- **The problem**
Every line with the word "because" in it should be extracted from the data that follows.

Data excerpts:
════════════════════

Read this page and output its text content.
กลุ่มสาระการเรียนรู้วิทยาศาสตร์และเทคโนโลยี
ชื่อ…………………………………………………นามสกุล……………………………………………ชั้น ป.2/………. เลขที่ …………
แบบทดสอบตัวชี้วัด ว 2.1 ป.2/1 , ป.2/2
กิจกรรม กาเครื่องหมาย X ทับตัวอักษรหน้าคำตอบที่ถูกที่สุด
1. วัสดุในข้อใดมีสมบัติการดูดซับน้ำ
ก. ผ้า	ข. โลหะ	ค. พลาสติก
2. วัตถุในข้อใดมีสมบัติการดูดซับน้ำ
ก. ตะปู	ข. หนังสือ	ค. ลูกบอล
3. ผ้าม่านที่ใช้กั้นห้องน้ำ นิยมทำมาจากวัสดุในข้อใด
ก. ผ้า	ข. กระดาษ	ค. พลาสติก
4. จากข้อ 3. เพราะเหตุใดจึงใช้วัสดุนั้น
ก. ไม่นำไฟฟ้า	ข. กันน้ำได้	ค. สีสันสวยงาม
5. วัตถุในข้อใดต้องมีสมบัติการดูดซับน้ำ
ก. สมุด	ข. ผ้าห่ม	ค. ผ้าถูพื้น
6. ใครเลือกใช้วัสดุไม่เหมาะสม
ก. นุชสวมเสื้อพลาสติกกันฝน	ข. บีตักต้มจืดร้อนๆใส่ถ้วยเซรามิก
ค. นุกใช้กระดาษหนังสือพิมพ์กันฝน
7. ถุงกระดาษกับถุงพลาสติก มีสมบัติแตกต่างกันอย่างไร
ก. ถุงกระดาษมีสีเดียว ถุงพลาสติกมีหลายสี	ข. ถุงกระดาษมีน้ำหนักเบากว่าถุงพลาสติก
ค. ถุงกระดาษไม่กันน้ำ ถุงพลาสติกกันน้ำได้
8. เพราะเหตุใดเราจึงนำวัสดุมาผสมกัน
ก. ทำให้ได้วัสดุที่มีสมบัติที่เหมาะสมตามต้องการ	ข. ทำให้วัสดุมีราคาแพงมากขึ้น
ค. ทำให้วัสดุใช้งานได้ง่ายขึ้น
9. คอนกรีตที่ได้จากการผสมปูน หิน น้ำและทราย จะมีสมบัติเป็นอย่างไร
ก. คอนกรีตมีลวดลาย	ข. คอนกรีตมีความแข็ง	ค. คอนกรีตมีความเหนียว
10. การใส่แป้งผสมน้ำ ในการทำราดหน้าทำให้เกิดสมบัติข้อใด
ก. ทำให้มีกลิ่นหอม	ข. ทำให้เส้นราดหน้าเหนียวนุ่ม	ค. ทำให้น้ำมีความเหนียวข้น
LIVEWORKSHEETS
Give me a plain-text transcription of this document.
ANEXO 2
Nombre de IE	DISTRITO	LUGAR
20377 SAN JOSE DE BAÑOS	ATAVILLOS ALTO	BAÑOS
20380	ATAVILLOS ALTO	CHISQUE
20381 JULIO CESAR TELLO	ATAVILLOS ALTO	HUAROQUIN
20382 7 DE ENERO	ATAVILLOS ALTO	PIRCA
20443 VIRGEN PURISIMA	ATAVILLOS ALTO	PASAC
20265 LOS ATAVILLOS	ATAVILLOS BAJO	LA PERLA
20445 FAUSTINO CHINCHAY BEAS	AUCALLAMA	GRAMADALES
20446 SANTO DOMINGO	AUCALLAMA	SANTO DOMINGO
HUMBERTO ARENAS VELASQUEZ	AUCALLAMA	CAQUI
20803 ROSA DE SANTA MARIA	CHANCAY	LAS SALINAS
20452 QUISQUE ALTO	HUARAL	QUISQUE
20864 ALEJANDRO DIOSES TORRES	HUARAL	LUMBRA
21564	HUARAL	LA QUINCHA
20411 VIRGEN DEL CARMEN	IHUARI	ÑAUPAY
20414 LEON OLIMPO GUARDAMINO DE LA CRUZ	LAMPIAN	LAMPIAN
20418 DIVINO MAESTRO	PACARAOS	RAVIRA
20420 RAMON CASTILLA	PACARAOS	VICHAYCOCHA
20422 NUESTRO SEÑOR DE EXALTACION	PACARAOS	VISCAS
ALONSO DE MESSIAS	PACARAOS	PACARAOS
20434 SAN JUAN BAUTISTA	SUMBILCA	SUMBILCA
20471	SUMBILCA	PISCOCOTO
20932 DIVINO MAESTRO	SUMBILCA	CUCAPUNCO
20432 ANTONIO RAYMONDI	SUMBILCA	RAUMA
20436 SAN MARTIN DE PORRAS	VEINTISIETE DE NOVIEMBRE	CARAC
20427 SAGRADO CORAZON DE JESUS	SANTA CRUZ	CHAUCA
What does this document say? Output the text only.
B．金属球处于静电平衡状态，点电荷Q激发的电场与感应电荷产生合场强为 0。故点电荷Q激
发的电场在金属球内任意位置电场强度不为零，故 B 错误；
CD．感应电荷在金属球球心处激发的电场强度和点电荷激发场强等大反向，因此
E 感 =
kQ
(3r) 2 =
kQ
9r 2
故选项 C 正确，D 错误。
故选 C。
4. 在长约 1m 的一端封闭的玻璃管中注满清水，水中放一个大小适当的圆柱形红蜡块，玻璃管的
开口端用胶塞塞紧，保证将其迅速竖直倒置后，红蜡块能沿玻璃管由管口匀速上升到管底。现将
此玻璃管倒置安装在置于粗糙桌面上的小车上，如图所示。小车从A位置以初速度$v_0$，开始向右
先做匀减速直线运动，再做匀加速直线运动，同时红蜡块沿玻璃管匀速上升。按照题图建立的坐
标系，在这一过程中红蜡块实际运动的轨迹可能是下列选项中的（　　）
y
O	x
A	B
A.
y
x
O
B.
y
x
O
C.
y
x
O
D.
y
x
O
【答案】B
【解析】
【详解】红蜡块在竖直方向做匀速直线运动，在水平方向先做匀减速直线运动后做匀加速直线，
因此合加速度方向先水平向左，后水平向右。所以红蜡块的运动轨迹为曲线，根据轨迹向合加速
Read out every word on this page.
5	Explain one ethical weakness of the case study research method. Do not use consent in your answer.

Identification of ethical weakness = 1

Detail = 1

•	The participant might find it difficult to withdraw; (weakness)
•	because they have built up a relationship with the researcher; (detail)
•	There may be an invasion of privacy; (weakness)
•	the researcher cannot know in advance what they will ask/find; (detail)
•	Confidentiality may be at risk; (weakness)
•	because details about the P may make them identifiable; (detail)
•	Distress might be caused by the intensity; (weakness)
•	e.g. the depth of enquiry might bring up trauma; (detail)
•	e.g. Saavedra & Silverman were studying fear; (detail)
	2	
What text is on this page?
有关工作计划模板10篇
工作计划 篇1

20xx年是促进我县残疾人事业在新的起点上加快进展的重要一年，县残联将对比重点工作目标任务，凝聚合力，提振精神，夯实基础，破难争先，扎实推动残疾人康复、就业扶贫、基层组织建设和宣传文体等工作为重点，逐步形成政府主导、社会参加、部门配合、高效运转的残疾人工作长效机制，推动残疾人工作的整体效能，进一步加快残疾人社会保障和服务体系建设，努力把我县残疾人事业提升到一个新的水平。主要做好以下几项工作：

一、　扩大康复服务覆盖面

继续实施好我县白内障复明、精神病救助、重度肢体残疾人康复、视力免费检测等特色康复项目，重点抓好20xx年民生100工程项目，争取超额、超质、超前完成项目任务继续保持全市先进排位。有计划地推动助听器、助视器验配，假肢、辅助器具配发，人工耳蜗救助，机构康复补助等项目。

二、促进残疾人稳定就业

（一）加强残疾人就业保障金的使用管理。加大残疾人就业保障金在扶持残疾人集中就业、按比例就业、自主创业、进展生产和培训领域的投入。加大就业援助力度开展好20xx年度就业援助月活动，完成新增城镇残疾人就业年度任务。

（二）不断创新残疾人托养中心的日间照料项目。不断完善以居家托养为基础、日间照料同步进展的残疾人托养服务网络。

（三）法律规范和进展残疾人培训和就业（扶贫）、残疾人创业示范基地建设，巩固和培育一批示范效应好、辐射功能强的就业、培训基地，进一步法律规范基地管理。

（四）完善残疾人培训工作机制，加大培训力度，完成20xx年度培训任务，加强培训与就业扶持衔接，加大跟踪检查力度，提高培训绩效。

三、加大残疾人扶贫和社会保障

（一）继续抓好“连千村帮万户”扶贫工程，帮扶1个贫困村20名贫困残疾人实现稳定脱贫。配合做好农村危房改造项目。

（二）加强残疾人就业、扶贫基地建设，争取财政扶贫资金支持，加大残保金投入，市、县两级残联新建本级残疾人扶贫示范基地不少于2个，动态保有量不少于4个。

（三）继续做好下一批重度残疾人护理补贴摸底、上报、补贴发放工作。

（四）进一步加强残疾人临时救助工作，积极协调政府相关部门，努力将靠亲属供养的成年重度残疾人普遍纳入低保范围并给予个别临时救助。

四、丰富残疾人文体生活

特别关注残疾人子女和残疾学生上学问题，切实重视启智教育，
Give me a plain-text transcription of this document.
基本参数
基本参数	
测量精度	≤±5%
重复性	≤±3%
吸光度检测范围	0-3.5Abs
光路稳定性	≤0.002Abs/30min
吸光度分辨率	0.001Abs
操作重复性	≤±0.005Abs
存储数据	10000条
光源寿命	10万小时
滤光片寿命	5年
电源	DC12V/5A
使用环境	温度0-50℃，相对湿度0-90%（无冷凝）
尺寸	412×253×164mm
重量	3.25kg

════════════════════

- **Result of the exercise**
•	because they have built up a relationship with the researcher; (detail)
•	because details about the P may make them identifiable; (detail)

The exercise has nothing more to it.